EXCERPTED TEXT »
START

ACCorner: PWPII

Programming Without Problems II: When Some Problems Arise

$A \lor B \neq B \lor A$

In the first entry of Programming Without Problems I said possible bug spots are induced when the intended use does not match the possible uses. Moreover I hinted a source of problems with delems_v2 if the predicates were rearranged. It turns out that this property should be a warning flag because the clauses that make up a predicate are combined using the logical or. Hence, if the clauses can not be interchanged, it means we are not respecting or's commutativity. Let's see the first example:


         delems_dwalk(A,Acc,E):-
         	dwalk(A,[A],B),
         	\+ member(B,Acc),
         	delems_dwalk(A,[B|Acc],E).
         delems_dwalk(_,Acc,Acc).

Let's assume we have the d/2 database composed of the two facts: d(a,b), d(b,c). If we execute delems_dwalk(a,[],E). Prolog will answer: E = [c,b] ?. The ? at the end of the answer means there might be more answers that can be found with backtrack. To ask for the next possible answer we use ;. If we ask for the next answer Prolog will output E = [b] ?. And this is clearly wrong, how did this happen? To be complete, these are all the answers Prolog can find: E = [c,b], E = [b], E = [b,c], E = [c], E = [].

Let's break out how the program is executed to develop a better understanding. The first line asks Prolog to unify the variable B in the goal dwalk(a,[a],B). Prolog searches in the database, presumably from top to bottom and finds the first fact d(a,b). Hence it unifies B with b. However, there are more possibilities to explore in dwalk(a,[a],B), Prolog just remembers that position and continues to execute delems_dwalk/3. The next line checks if b is not in [] which is true and moves on to execute the recursive call: delems_dwalk(a,[b],E). At this new call the variable B of the call dwalk(a,[a],B) gets again unified with b, however, this time the goal \+member(b,[b]) will fail, triggering a backtrack of the call dwalk(a,[a],B). This time Prolog will try to unify d(a,B) with another fact, but such fact does not exists. Hence, Prolog explores the second part of dwalk/3 and unifies B in dwalk(a,[a],B) with c. The execution of delems_dwalk(a,[b],E) resumes, and since c is not in [b] it moves on to the recursive call delems_dwalk(a,[c,b],E). At delems_dwalk(a,[c,b],E), for all possible instances of B in the call dwalk(a,[a],B), the goal \+member(B,[c,b]) fails resulting on the failure of delems_dwalk(a,[c,b],E). Prolog explores the second clause of delems_dwalk/3. And unifies _ with a and Acc with [c,b] resulting in the unification if E with [c,b].

So far things look good and just as we laid them out in "Programming Without Problems" but, what about if we ask Prolog to give us another answer? Well, it will backtrack to the previous delems_dwalk/3 call that has unexplored goals, that is the call delems_dwalk(a,[b],E). Since when the call delems_dwalk(a,[b],E) was made the first clause was successful, now Prolog will explore the second clause and will unify _ with a and Acc with [b], resulting in the unification of E with [b]. If we ask Prolog to give us more answers, then it will backtrack to the call delems_dwalk(a,[],E) but at this point dwalk/3 has unexplored paths, so, instead of unifying B with b, the resulting unification is B with c. Prolog then will follow the execution of delems_dwalk(a,[c],E) and finally give the answer E = [b,c]. Again, if we ask for more answers, Prolog will backtrack and remove b from [b,c] and give the answer E = [c]. Finally, if we ask Prolog one more time, it will backtrack to the root call delems_dwalk(a,[],E) and unify E with [].

END

GIVEN RECORDS »
START

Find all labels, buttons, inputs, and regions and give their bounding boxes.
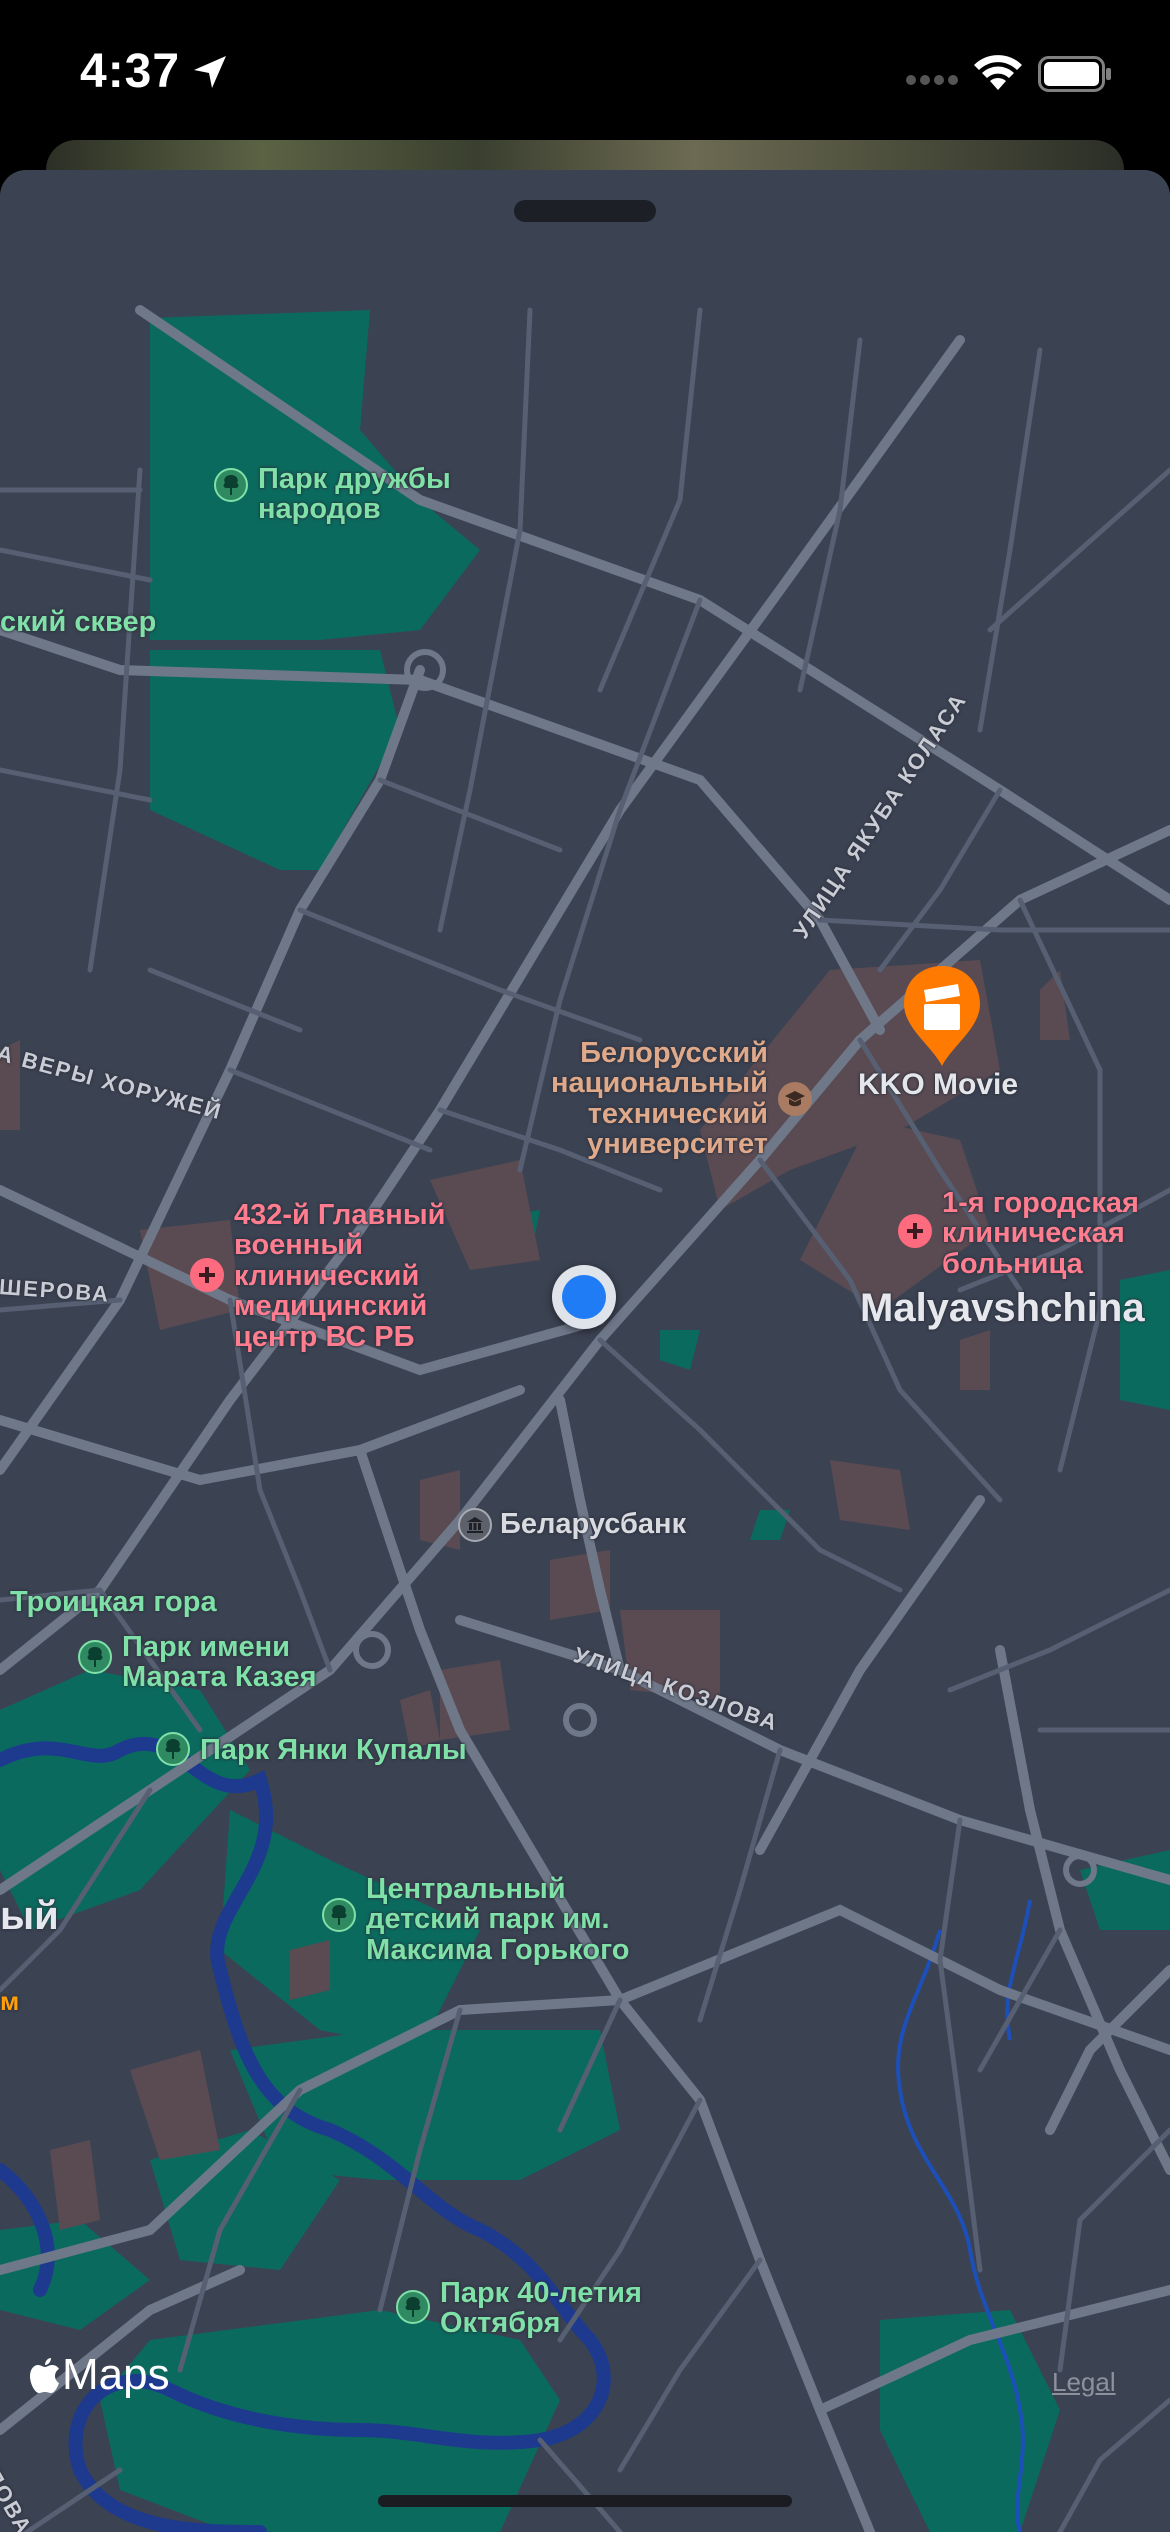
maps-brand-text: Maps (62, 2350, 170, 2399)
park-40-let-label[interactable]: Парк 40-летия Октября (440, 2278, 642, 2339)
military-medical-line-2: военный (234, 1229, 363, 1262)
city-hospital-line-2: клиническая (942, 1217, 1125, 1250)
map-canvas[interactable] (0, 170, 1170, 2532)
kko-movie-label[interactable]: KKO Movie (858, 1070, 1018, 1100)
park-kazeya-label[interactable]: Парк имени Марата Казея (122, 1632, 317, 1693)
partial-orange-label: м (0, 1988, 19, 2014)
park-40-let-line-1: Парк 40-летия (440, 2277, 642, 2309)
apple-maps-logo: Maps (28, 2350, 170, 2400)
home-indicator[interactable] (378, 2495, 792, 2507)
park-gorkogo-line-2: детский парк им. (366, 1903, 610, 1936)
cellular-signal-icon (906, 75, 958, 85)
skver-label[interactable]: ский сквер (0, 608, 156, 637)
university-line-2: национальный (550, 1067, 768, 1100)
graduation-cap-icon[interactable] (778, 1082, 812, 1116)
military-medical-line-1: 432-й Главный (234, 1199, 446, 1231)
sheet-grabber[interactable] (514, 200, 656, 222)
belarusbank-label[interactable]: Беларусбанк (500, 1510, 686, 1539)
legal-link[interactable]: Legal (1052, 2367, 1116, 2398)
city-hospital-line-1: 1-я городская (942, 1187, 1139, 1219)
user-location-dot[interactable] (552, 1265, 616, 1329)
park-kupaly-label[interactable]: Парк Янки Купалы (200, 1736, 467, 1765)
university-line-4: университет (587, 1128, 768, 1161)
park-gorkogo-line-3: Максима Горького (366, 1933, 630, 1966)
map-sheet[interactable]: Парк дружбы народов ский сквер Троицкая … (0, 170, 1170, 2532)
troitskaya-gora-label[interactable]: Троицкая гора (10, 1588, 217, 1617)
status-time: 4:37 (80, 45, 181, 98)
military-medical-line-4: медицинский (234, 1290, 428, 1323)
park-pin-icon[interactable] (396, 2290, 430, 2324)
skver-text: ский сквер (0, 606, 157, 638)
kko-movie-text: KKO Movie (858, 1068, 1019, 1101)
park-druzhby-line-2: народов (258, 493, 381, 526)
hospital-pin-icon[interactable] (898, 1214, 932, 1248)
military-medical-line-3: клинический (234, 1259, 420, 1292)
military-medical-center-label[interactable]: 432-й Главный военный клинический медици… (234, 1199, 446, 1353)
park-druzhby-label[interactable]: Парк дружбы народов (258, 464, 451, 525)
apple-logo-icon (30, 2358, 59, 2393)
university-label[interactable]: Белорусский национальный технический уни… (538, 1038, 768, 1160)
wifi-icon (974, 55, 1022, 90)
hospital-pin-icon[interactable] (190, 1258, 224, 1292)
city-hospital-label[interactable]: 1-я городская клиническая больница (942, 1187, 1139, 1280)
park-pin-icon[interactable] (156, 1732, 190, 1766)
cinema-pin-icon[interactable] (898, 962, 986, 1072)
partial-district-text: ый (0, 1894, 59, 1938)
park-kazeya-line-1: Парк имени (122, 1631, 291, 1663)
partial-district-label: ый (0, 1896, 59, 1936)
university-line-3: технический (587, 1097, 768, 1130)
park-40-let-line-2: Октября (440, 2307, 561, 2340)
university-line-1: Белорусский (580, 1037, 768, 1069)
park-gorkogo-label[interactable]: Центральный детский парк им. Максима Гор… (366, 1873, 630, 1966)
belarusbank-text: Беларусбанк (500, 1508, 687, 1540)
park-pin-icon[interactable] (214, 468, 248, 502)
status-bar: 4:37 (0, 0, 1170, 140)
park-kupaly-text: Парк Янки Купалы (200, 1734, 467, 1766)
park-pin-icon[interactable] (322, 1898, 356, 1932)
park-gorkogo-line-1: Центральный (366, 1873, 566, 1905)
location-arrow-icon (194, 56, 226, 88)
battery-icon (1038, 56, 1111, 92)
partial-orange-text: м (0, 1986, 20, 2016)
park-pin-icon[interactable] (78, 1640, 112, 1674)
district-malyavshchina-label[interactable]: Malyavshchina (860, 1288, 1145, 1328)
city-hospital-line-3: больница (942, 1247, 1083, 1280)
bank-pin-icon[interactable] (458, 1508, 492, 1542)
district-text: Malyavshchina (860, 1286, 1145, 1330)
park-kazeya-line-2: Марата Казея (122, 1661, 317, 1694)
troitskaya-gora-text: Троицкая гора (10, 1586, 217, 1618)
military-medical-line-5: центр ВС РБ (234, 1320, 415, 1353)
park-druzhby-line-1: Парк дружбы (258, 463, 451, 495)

END
START

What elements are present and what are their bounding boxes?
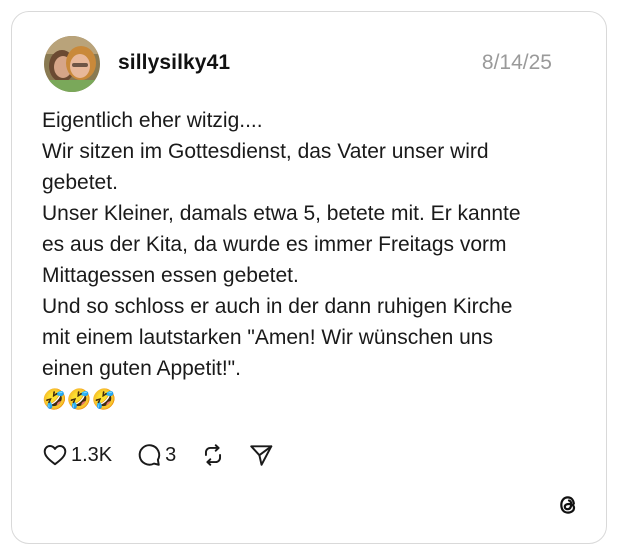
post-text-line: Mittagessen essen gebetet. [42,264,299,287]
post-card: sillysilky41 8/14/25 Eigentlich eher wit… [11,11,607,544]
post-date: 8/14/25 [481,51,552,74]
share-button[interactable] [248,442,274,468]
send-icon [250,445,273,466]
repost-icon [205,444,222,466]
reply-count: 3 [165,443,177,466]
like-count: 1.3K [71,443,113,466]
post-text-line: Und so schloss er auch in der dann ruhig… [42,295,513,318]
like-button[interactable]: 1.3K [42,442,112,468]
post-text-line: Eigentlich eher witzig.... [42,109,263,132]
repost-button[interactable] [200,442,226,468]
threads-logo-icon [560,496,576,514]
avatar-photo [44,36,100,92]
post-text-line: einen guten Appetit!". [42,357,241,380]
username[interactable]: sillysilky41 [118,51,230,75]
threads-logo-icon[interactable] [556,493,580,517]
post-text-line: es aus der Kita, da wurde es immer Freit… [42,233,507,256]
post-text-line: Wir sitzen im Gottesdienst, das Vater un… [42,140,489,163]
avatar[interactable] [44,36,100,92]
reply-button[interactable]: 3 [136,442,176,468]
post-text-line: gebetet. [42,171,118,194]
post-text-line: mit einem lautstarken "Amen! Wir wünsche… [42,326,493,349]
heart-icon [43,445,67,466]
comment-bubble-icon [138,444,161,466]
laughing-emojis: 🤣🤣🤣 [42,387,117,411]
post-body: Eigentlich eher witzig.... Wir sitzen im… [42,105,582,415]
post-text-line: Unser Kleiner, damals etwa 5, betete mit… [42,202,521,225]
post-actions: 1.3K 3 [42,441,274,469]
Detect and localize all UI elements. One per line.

END
START

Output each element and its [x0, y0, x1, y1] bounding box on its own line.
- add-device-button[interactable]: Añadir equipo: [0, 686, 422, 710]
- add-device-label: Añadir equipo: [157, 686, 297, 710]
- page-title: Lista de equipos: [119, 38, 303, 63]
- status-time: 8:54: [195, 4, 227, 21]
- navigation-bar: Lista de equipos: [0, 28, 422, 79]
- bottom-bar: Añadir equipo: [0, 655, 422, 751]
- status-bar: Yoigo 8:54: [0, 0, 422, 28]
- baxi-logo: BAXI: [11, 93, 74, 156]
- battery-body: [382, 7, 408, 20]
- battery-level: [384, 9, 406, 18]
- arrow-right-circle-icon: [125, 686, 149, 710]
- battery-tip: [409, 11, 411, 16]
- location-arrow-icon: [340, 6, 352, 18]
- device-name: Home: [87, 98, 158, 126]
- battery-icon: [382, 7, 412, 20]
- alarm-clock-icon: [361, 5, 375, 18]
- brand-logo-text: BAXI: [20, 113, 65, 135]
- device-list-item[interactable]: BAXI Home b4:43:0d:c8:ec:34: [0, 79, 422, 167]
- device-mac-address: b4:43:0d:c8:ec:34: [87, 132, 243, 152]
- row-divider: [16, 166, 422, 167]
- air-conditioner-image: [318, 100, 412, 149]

END

REQUIRED TASKS »
1. In the Prolog post, what is the first answer Prolog gives when delems_dwalk(a,[],E) is executed with the two facts d(a,b) and d(b,c)?
2. Output the passage of the Prolog post from "delems_dwalk(_,Acc,Acc)." to "[b,c], E = [c], E = [].", copied word for word.

RESULTS IN ORDER »
1. E = [c,b]

2.
delems_dwalk(_,Acc,Acc).

Let's assume we have the d/2 database composed of the two facts: d(a,b), d(b,c). If we execute delems_dwalk(a,[],E). Prolog will answer: E = [c,b] ?. The ? at the end of the answer means there might be more answers that can be found with backtrack. To ask for the next possible answer we use ;. If we ask for the next answer Prolog will output E = [b] ?. And this is clearly wrong, how did this happen? To be complete, these are all the answers Prolog can find: E = [c,b], E = [b], E = [b,c], E = [c], E = [].